» What is expected
Set down the whole listing verbatim.

» Data for the task

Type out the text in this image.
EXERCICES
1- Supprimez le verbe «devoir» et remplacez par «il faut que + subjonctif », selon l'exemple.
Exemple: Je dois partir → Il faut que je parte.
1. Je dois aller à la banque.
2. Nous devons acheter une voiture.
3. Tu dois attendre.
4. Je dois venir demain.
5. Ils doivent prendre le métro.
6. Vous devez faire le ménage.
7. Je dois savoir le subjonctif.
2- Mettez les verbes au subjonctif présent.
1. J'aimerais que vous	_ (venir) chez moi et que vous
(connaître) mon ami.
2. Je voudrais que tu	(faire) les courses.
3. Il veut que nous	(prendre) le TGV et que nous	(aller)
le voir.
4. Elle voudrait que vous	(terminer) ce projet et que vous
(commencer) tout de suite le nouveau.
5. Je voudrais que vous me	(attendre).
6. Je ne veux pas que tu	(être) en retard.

» Written response
Type out the text in this image.
EXERCICES
1- Supprimez le verbe «devoir» et remplacez par «il faut que + subjonctif », selon l'exemple.
Exemple: Je dois partir → Il faut que je parte.
1. Je dois aller à la banque.
2. Nous devons acheter une voiture.
3. Tu dois attendre.
4. Je dois venir demain.
5. Ils doivent prendre le métro.
6. Vous devez faire le ménage.
7. Je dois savoir le subjonctif.
2- Mettez les verbes au subjonctif présent.
1. J'aimerais que vous	_ (venir) chez moi et que vous
(connaître) mon ami.
2. Je voudrais que tu	(faire) les courses.
3. Il veut que nous	(prendre) le TGV et que nous	(aller)
le voir.
4. Elle voudrait que vous	(terminer) ce projet et que vous
(commencer) tout de suite le nouveau.
5. Je voudrais que vous me	(attendre).
6. Je ne veux pas que tu	(être) en retard.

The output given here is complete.